*Task requirements*:
Check every line of the entries that follow, and copy the ones containing "structure".

[start of Supplied records]

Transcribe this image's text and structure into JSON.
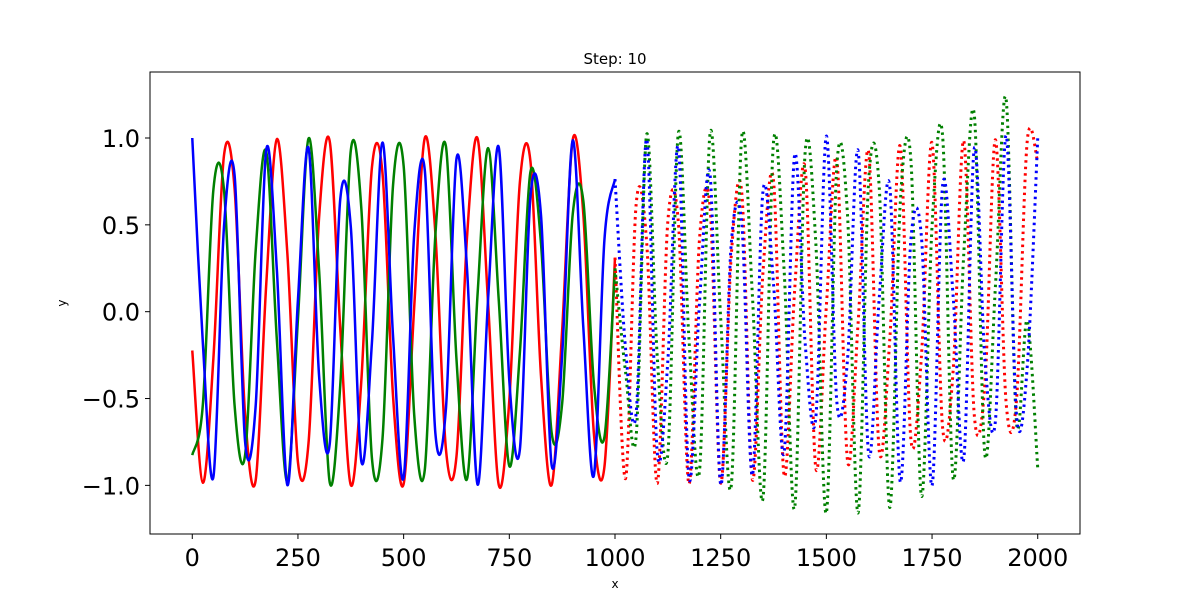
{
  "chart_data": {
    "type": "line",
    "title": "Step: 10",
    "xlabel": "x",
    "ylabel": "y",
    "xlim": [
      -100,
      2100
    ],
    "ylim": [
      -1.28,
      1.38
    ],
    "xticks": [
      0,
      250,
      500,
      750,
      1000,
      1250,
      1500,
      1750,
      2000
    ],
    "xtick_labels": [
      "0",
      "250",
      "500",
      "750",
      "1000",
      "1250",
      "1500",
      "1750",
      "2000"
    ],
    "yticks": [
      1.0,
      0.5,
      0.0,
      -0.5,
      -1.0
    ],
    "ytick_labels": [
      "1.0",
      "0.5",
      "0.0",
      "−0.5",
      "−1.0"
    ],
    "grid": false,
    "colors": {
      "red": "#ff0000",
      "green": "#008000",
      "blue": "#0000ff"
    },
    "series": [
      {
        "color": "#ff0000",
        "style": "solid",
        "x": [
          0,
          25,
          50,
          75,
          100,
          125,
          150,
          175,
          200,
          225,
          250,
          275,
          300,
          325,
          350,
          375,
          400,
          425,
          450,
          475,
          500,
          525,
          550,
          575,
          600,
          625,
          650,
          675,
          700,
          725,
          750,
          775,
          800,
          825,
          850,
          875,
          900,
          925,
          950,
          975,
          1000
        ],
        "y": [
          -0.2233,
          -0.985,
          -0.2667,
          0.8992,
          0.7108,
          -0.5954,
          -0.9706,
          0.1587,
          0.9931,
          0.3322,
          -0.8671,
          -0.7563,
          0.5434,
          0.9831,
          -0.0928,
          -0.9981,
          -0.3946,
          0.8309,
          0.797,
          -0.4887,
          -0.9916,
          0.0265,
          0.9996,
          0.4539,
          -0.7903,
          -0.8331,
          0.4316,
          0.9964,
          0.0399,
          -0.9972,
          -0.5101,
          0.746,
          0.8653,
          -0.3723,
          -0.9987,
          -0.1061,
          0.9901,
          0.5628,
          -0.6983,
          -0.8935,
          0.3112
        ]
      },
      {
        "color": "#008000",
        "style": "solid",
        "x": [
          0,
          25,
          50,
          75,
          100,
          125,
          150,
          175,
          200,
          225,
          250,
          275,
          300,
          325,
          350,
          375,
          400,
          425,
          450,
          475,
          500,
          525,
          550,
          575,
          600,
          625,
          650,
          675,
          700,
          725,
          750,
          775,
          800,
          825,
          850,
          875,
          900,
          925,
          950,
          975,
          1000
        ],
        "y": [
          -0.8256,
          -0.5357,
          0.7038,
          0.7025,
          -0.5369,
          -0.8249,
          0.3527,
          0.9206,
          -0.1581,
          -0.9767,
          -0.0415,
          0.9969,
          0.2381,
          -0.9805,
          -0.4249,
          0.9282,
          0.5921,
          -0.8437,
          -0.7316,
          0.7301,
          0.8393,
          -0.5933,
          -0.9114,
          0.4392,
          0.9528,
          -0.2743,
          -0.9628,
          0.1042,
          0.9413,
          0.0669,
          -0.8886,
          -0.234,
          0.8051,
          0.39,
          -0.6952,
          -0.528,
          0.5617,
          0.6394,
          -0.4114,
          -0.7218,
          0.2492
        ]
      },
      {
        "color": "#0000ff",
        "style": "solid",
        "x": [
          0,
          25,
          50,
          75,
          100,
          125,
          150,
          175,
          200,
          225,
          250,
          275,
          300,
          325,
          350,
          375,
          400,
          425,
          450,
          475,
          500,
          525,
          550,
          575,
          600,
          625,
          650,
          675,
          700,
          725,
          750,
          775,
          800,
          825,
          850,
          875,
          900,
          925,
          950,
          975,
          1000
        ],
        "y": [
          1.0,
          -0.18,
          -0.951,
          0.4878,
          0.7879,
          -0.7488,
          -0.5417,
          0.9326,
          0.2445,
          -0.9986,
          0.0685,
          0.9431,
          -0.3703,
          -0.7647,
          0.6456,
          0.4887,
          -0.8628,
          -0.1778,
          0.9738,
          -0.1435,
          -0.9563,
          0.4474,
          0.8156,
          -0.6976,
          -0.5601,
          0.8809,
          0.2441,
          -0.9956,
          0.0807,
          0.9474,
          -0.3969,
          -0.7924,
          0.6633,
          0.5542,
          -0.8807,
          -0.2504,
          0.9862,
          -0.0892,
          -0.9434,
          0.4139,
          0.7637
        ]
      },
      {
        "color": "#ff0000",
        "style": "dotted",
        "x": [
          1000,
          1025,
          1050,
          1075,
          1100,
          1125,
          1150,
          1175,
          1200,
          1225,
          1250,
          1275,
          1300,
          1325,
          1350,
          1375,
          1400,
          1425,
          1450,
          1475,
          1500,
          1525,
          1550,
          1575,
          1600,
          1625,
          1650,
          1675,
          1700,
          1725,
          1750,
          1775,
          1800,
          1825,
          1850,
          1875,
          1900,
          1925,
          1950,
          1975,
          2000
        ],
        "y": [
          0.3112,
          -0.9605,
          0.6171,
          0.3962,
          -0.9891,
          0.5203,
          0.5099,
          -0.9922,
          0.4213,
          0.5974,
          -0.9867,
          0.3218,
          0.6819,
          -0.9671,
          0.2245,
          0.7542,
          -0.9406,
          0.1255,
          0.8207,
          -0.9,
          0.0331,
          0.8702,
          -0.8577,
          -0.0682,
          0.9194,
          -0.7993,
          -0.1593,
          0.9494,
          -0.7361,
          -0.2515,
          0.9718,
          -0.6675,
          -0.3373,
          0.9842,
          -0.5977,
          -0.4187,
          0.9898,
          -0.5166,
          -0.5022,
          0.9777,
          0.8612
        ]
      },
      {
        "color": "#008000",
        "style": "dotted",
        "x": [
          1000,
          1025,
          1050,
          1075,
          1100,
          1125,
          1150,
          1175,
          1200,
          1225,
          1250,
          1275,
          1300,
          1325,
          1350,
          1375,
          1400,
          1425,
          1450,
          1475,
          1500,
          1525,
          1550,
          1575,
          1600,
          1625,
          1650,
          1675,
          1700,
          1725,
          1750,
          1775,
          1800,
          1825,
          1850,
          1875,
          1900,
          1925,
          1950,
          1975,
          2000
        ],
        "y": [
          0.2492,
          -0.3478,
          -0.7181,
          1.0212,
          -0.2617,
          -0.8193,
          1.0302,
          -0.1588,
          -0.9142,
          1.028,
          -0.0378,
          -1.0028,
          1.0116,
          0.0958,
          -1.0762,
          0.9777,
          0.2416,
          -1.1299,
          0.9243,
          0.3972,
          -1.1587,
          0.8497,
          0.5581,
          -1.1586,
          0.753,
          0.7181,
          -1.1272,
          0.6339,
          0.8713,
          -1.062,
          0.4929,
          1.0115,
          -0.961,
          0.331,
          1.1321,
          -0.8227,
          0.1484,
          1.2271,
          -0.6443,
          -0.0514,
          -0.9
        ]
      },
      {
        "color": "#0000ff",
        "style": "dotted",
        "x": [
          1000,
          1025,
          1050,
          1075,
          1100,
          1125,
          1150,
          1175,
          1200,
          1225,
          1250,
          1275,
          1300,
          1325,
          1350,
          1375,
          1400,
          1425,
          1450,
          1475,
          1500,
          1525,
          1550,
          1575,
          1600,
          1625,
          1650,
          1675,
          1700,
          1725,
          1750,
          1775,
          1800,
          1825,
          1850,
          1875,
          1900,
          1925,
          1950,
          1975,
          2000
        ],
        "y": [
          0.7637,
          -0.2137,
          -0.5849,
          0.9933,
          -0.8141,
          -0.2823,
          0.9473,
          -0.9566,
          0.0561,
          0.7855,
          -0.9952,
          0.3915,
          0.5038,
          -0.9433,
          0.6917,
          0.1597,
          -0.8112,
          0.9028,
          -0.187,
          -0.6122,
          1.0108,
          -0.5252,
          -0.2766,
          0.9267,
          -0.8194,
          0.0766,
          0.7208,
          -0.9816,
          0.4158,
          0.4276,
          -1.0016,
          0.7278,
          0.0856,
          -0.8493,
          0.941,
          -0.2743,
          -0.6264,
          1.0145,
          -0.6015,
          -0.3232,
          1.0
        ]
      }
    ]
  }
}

[end of Supplied records]
[start of Supplied records]

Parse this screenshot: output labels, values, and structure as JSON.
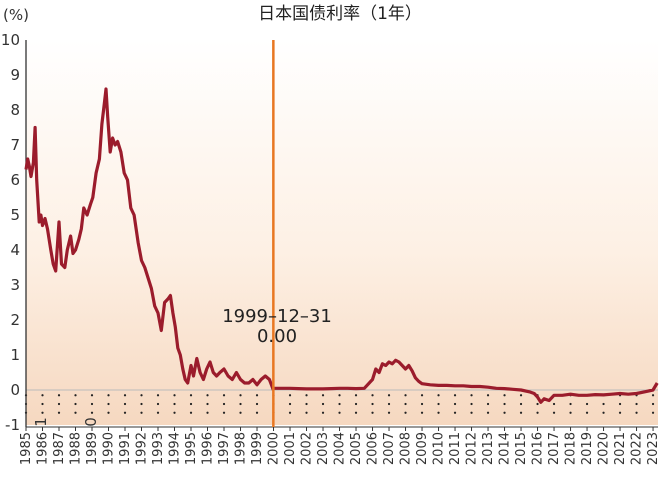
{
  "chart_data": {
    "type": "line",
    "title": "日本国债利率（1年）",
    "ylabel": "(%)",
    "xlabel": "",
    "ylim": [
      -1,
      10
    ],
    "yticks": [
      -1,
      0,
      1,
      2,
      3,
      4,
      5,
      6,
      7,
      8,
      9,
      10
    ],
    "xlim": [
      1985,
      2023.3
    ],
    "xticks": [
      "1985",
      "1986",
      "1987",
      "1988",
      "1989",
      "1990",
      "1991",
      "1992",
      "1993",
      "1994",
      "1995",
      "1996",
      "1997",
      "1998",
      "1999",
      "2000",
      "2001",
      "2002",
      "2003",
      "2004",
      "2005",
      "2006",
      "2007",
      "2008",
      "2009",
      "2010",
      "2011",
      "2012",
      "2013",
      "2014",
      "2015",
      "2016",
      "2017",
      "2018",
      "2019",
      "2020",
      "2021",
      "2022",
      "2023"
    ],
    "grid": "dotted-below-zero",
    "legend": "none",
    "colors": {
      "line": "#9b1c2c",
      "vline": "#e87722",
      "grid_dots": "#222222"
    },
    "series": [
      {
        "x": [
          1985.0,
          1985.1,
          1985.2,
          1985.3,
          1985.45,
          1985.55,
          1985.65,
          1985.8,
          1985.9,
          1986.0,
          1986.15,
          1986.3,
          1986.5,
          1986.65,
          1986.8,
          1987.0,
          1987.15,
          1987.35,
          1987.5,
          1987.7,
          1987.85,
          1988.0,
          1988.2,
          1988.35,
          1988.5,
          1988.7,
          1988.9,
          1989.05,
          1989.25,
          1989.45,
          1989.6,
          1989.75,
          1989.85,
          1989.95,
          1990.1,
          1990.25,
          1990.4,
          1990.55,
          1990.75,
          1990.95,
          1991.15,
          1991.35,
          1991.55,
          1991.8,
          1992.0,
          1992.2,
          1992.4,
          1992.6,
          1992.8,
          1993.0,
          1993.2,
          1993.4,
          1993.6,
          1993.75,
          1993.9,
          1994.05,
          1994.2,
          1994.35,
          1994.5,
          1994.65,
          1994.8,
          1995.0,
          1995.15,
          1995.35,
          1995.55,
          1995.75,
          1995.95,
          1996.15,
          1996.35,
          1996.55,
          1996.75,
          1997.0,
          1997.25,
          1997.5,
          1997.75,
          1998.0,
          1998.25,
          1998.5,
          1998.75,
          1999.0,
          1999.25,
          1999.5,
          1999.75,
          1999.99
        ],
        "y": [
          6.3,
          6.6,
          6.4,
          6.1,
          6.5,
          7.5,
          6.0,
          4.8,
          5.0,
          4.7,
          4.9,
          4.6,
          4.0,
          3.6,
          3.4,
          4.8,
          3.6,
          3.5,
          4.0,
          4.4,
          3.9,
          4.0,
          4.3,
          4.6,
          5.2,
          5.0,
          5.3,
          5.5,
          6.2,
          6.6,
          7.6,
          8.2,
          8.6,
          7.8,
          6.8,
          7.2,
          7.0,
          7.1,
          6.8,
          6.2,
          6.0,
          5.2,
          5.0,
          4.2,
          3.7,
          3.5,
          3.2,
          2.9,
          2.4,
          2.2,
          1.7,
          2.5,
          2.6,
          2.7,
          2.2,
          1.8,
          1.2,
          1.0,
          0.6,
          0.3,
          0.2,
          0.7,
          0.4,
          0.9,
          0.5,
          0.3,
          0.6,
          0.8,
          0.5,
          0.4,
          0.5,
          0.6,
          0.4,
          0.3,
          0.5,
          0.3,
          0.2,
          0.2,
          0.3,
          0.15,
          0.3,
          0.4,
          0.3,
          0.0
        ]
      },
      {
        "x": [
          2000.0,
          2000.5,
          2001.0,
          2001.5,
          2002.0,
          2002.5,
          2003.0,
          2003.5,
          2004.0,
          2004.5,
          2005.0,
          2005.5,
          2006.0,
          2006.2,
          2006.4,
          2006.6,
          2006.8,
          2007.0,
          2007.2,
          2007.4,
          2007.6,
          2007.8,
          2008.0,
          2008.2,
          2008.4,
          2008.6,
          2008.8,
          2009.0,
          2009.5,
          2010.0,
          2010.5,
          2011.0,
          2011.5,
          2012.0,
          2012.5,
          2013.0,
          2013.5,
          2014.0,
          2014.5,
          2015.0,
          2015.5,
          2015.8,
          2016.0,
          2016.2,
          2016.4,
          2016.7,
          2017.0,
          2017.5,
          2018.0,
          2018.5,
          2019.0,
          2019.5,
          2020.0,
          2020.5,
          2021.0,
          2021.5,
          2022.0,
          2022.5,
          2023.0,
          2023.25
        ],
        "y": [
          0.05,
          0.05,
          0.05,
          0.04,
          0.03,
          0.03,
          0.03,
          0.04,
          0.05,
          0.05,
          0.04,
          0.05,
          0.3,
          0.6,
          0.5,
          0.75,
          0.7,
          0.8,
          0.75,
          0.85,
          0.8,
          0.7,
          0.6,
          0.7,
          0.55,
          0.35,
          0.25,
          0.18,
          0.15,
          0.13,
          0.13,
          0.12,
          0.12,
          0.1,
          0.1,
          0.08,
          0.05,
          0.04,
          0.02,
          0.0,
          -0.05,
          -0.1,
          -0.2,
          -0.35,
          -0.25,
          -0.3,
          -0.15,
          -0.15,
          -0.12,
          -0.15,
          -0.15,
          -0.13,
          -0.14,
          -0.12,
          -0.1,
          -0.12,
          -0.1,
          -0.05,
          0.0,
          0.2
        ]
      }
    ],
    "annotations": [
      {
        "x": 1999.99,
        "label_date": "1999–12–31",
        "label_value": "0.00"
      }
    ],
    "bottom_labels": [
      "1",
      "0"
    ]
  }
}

[end of Supplied records]

*The solution*:
Transcribe this image's text and structure into JSON.
Parse this screenshot: output labels, values, and structure as JSON.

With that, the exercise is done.